*Dataset records*:
────
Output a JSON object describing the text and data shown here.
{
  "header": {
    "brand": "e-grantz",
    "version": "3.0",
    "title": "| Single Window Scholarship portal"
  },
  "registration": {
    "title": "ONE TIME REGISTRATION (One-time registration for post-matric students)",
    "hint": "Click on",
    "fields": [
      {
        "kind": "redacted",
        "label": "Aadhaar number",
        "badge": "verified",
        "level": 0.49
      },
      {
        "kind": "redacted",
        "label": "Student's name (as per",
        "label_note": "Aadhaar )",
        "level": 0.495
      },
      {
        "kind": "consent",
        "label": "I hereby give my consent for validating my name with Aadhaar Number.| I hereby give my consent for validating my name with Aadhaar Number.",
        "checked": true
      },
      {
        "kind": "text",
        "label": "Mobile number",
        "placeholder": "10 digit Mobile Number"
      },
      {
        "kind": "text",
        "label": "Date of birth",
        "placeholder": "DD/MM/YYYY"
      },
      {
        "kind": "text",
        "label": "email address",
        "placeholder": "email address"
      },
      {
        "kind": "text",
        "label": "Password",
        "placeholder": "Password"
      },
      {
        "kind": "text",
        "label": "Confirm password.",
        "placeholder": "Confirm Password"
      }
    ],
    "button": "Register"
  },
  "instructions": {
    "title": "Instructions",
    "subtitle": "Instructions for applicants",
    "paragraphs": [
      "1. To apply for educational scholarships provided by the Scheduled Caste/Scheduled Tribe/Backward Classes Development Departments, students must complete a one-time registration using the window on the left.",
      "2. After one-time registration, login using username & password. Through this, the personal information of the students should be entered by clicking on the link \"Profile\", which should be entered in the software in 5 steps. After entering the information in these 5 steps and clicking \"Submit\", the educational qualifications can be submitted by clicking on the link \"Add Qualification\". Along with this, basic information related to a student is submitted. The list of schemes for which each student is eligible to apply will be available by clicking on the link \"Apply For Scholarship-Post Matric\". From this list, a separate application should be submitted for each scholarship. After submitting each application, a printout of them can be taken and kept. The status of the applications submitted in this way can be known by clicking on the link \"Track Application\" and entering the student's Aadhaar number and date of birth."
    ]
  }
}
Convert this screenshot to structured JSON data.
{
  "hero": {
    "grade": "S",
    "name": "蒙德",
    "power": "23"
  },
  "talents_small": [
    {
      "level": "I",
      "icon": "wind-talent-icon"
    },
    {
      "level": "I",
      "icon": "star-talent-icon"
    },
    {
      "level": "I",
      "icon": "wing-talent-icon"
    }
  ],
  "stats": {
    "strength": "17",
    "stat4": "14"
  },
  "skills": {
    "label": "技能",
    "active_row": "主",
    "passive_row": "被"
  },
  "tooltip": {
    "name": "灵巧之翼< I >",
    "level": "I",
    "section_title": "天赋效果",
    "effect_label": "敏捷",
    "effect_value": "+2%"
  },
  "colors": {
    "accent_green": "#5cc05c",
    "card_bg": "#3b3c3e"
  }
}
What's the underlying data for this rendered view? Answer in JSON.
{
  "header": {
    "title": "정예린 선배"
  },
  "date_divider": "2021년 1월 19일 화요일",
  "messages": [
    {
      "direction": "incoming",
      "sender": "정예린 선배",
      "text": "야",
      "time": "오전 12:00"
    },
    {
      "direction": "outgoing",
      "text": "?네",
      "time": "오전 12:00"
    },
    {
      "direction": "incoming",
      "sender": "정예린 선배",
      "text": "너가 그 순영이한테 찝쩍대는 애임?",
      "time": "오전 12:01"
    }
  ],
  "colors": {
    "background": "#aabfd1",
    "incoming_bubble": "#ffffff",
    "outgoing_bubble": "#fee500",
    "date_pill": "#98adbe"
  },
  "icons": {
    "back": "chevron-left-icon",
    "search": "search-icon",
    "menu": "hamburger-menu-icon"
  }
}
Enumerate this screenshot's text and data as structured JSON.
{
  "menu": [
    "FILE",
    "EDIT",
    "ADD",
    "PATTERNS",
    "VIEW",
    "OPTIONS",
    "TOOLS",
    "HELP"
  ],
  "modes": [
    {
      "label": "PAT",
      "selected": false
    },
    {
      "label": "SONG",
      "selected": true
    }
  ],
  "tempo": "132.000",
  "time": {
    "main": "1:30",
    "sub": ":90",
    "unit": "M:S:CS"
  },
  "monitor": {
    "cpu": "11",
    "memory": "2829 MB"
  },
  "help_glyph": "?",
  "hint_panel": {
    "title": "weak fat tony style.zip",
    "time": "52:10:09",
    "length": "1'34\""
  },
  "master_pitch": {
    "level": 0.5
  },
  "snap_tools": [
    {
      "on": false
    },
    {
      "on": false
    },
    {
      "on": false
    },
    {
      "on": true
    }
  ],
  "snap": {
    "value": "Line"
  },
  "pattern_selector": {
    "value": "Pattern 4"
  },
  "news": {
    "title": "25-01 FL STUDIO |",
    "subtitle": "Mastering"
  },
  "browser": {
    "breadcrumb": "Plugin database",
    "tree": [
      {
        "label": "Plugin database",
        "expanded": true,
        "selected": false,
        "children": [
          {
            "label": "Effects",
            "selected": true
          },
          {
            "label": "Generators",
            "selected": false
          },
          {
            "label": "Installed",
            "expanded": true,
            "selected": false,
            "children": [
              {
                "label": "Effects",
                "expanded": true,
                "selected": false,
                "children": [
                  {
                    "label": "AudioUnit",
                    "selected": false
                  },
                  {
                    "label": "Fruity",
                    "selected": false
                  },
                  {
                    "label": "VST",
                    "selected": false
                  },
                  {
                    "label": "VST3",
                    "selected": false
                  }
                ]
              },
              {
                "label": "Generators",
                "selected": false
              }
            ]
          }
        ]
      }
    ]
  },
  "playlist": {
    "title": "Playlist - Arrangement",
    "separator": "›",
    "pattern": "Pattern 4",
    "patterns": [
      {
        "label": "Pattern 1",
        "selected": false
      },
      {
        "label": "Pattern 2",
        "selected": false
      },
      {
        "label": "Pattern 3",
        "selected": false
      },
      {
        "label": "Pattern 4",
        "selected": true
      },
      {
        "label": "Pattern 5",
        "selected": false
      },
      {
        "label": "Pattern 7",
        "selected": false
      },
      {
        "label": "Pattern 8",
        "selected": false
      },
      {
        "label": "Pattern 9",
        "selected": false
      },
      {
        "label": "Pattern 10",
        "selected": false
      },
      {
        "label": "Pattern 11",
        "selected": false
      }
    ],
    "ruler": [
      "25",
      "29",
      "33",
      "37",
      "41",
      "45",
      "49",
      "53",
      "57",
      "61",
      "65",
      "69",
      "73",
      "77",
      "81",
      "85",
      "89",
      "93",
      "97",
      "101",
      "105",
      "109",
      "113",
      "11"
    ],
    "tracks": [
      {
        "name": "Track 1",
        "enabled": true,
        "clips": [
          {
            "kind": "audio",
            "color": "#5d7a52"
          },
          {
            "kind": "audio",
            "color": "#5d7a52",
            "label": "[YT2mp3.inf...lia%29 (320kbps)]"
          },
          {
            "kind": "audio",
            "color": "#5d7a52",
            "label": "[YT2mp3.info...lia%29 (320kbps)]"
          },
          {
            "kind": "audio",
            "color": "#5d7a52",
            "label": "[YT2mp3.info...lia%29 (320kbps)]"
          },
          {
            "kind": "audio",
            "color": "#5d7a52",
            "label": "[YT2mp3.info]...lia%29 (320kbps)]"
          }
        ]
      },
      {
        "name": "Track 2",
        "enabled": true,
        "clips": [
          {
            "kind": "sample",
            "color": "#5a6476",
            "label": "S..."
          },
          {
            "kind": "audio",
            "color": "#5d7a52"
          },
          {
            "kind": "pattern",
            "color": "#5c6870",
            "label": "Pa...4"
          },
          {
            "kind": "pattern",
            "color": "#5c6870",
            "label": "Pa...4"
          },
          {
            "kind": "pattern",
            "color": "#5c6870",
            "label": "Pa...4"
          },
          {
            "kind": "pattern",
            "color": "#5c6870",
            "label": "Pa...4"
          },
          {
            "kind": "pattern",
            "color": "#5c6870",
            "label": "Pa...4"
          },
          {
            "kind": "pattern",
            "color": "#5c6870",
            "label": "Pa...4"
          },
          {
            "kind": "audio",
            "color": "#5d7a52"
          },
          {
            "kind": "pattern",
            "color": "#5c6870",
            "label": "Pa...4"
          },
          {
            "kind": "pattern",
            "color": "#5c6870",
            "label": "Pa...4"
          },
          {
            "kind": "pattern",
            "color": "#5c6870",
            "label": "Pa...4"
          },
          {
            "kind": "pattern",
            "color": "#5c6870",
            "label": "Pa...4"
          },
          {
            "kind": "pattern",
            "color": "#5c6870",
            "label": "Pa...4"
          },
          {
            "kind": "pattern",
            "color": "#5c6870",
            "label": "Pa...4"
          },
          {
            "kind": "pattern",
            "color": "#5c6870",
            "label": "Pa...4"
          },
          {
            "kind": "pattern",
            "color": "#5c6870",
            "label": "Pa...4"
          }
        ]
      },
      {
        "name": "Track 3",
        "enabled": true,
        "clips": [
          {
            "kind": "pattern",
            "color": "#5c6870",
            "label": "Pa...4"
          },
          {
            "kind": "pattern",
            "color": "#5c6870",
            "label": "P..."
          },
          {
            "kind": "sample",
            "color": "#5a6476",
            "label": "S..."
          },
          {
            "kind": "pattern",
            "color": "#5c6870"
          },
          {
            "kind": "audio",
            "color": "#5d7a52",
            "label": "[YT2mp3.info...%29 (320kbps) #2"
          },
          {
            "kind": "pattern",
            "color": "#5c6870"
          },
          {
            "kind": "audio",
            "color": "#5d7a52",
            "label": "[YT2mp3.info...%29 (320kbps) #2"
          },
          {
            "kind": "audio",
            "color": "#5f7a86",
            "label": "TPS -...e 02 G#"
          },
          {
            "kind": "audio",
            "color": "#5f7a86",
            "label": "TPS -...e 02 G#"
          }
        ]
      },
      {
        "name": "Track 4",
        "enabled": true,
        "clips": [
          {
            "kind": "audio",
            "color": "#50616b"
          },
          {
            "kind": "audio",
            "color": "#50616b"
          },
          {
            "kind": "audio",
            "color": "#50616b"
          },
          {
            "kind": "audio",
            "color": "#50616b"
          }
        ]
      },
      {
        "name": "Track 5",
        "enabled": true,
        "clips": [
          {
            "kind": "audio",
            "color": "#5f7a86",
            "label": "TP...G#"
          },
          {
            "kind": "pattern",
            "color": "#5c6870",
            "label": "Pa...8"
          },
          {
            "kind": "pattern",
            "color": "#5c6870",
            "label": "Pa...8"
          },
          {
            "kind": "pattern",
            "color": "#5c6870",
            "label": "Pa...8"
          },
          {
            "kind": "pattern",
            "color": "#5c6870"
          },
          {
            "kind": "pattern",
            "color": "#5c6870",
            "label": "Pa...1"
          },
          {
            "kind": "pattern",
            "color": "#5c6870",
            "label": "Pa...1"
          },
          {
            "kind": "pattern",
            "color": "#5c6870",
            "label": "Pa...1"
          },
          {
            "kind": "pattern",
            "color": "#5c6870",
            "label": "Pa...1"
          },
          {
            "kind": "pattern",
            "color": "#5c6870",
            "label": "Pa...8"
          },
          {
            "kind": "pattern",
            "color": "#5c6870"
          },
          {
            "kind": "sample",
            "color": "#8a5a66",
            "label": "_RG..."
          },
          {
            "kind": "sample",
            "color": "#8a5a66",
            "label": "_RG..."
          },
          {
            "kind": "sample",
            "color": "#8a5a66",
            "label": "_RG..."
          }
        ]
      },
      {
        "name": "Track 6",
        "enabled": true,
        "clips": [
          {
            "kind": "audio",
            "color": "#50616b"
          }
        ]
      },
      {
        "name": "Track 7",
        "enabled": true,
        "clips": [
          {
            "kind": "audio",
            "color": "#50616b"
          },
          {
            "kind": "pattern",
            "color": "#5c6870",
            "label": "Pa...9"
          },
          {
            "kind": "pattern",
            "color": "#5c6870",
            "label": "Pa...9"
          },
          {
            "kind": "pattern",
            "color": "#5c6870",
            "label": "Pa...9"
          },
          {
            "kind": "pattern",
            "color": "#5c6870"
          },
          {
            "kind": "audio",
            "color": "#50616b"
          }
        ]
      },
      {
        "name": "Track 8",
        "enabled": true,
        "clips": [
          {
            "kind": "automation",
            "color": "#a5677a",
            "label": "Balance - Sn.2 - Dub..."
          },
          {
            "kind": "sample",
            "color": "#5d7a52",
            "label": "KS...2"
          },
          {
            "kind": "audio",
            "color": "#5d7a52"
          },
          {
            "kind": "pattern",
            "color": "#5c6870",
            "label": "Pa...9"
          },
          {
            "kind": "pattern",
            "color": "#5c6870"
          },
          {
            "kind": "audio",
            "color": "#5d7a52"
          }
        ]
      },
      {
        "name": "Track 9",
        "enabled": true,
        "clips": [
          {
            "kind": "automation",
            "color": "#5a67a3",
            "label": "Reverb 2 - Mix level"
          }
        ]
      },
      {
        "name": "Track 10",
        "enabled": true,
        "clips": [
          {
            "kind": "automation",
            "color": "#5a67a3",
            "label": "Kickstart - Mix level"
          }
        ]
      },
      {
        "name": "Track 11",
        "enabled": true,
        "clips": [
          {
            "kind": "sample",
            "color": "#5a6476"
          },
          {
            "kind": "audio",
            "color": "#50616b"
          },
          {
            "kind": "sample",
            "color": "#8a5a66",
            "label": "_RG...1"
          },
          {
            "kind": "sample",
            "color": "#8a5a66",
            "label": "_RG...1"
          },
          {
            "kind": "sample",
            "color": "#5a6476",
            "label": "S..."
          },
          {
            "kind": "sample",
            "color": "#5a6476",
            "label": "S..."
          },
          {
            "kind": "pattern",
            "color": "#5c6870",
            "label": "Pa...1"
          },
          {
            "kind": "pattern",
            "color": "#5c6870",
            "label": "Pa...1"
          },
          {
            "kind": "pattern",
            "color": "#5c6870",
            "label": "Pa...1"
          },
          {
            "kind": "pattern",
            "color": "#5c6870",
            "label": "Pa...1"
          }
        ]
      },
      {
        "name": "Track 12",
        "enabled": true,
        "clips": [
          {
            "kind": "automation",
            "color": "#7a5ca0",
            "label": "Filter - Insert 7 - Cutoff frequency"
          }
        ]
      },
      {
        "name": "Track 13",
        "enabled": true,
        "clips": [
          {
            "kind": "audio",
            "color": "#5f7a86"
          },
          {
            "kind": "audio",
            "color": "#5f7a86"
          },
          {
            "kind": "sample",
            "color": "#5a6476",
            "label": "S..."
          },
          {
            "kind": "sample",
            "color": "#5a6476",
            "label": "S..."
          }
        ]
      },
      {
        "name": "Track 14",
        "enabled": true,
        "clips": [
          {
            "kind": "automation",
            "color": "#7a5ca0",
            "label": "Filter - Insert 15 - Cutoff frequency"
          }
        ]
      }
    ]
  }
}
────
*GIVEN TASK*:
In the listing above, locate each line with "structured" and copy it.

*EXERCISE OUTPUT*:
Convert this screenshot to structured JSON data.
Enumerate this screenshot's text and data as structured JSON.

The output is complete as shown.